◆ **Prompt**: State only how many lines contain the string "value".

######

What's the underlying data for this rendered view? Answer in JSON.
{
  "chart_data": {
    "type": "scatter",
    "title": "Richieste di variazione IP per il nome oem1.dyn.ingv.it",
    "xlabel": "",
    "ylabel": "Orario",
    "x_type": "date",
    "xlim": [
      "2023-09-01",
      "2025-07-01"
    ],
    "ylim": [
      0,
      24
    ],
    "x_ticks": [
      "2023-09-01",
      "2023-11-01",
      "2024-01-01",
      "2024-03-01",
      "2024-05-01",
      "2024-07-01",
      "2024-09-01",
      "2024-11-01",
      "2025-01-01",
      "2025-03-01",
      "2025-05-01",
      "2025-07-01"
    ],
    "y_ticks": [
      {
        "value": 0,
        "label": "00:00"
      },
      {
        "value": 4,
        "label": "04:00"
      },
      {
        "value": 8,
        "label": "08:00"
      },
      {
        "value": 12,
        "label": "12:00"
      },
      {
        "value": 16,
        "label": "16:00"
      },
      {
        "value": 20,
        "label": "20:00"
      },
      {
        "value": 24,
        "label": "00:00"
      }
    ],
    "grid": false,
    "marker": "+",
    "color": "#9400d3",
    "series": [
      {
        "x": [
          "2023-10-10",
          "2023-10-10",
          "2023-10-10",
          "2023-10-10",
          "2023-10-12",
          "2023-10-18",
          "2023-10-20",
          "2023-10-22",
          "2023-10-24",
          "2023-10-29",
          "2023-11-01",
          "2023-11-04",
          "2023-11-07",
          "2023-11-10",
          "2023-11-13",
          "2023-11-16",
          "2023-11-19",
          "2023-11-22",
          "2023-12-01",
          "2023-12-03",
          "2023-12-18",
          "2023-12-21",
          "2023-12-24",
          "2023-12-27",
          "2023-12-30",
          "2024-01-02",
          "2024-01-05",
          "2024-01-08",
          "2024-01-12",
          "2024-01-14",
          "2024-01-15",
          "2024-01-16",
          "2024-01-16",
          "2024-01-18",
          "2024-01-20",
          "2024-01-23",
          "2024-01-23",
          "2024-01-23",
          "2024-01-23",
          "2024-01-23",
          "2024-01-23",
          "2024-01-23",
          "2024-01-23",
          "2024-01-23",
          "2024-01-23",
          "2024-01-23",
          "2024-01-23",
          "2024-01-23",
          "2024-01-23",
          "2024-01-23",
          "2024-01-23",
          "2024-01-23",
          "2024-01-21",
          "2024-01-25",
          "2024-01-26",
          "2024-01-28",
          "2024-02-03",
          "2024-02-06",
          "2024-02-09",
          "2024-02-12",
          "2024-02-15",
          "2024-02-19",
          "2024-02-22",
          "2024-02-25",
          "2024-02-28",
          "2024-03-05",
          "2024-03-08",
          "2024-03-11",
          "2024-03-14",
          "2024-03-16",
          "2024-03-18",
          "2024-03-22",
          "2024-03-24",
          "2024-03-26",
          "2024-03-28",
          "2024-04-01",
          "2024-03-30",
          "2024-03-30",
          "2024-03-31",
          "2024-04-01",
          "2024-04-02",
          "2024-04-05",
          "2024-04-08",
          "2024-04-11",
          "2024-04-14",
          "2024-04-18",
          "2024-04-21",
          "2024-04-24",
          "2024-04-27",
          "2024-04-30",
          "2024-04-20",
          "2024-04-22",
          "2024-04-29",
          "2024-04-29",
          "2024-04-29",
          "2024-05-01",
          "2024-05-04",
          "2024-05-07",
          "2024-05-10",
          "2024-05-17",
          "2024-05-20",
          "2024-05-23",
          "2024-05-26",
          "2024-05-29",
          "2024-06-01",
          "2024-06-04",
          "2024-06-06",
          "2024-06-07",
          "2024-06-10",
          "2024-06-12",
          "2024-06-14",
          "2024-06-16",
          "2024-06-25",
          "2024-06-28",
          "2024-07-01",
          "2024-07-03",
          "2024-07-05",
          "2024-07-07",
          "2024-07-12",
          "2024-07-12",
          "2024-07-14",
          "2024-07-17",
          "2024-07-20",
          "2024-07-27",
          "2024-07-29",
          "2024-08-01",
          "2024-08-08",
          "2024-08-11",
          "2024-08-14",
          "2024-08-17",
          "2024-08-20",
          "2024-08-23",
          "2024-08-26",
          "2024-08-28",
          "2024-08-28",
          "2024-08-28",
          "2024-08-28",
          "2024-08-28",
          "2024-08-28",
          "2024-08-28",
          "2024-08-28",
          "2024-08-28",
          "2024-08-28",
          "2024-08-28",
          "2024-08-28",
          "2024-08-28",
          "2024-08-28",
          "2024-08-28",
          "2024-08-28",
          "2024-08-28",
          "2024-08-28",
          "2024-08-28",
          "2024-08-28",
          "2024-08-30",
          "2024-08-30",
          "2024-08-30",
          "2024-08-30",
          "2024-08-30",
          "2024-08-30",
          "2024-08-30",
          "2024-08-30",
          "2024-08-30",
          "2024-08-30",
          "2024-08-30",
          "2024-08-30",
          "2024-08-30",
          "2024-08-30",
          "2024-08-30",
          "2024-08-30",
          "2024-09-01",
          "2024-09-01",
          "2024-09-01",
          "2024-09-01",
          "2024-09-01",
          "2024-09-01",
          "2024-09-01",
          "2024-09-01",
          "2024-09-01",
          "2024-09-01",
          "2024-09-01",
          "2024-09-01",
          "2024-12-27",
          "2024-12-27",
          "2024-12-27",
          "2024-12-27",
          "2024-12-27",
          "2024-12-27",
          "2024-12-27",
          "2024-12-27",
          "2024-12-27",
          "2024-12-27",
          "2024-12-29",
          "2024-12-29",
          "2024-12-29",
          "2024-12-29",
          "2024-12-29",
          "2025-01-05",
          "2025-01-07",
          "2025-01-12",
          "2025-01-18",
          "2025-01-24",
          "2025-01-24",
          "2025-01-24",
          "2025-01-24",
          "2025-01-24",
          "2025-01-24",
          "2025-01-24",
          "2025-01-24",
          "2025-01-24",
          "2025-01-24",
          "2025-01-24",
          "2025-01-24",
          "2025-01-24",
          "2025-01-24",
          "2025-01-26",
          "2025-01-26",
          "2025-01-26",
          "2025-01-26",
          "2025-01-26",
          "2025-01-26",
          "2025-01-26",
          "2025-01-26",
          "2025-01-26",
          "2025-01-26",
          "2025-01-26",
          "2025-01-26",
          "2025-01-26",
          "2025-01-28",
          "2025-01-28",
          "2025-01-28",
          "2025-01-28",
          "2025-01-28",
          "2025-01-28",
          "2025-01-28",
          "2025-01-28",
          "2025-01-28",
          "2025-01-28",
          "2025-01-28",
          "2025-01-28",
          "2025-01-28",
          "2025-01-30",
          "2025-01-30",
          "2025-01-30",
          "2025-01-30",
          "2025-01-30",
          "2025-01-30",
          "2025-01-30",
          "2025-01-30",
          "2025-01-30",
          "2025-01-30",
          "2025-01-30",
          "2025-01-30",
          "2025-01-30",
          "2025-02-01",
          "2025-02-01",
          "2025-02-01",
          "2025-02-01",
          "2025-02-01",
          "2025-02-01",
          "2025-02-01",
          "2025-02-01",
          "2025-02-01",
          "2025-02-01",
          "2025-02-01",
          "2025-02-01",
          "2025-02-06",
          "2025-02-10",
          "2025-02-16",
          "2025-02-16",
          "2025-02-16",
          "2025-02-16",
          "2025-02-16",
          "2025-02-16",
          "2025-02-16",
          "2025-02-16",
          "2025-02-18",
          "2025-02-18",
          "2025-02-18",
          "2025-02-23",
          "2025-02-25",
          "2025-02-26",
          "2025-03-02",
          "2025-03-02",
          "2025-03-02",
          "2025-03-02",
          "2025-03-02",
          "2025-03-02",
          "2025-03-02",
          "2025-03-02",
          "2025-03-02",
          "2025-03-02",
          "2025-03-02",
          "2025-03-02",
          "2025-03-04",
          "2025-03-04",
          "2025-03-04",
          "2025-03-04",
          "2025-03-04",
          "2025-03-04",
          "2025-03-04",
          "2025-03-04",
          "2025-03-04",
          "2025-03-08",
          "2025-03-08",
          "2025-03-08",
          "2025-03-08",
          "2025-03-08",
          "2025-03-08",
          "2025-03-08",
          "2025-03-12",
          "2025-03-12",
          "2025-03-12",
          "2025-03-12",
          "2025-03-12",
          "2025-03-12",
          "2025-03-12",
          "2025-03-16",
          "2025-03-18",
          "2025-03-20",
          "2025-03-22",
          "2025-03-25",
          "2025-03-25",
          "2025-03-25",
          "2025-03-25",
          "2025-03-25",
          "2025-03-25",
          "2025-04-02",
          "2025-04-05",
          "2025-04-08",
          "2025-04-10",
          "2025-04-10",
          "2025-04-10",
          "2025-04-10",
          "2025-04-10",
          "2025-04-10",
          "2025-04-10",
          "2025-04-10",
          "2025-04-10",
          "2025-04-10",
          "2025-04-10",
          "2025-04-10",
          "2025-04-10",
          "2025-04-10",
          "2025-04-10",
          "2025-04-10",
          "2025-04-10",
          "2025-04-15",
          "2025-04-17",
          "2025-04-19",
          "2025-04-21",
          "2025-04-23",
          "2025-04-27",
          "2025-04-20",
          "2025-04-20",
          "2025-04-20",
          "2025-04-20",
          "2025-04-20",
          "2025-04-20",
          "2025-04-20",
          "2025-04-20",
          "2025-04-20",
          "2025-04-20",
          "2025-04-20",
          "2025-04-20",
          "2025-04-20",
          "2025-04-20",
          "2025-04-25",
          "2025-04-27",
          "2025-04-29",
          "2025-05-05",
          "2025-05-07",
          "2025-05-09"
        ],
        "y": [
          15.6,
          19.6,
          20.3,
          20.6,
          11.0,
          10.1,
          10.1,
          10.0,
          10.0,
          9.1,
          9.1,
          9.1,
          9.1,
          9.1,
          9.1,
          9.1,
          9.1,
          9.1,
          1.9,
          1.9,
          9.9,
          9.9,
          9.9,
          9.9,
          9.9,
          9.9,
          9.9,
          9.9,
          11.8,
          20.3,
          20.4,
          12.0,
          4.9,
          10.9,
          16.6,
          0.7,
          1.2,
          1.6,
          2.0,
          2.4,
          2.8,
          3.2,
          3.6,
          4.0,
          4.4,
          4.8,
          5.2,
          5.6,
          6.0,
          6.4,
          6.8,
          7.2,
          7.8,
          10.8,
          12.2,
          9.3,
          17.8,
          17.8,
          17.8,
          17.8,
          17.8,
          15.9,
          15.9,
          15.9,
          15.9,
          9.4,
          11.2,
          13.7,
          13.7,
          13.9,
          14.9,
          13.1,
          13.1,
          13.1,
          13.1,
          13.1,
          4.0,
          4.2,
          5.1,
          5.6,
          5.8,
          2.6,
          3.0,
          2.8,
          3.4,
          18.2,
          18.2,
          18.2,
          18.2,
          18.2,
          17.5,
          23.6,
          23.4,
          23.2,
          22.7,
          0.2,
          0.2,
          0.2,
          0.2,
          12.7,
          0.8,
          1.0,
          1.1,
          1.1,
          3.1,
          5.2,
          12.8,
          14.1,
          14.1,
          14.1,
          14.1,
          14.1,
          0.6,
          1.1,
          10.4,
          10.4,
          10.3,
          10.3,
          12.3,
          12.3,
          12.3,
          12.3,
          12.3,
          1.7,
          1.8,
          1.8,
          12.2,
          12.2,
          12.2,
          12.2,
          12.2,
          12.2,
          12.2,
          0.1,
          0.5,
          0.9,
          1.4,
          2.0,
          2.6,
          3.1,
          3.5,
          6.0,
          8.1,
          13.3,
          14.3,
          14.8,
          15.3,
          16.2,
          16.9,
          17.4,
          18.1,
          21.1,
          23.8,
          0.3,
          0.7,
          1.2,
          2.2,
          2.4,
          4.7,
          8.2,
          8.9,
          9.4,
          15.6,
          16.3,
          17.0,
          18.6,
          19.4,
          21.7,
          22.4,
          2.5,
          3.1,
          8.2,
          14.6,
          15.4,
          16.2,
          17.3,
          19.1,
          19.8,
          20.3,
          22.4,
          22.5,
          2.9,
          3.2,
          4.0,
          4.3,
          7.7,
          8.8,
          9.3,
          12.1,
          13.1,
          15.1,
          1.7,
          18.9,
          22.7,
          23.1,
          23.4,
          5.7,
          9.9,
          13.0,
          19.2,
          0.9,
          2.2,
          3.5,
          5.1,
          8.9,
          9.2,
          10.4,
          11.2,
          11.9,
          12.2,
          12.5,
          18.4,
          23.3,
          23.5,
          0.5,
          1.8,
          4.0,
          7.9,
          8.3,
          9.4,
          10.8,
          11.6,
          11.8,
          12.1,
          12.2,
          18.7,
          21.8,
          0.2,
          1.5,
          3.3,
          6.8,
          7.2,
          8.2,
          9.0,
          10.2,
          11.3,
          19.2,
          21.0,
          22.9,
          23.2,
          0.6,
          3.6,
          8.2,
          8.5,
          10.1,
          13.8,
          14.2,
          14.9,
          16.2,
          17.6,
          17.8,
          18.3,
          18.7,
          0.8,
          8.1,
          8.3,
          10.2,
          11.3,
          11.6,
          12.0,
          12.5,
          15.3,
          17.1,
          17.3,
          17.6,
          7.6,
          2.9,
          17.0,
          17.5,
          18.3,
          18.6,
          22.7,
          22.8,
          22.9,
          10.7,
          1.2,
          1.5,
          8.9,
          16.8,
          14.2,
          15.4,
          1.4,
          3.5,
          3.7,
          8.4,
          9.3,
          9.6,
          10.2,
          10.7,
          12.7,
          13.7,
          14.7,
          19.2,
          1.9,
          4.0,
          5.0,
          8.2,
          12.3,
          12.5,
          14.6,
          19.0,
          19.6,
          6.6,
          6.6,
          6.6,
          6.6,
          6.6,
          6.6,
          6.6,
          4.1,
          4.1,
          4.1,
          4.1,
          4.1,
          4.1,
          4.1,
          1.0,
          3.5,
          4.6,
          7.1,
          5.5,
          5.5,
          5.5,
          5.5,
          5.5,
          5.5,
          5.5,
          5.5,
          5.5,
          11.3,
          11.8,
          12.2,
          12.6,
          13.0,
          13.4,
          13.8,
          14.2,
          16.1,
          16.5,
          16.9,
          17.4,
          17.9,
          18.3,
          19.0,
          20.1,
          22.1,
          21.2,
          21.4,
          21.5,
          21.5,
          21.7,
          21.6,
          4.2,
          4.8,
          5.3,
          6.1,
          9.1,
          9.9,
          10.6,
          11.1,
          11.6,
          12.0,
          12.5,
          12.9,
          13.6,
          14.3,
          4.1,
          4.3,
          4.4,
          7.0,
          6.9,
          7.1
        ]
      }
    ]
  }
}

######

◆ **Problem solution**: 7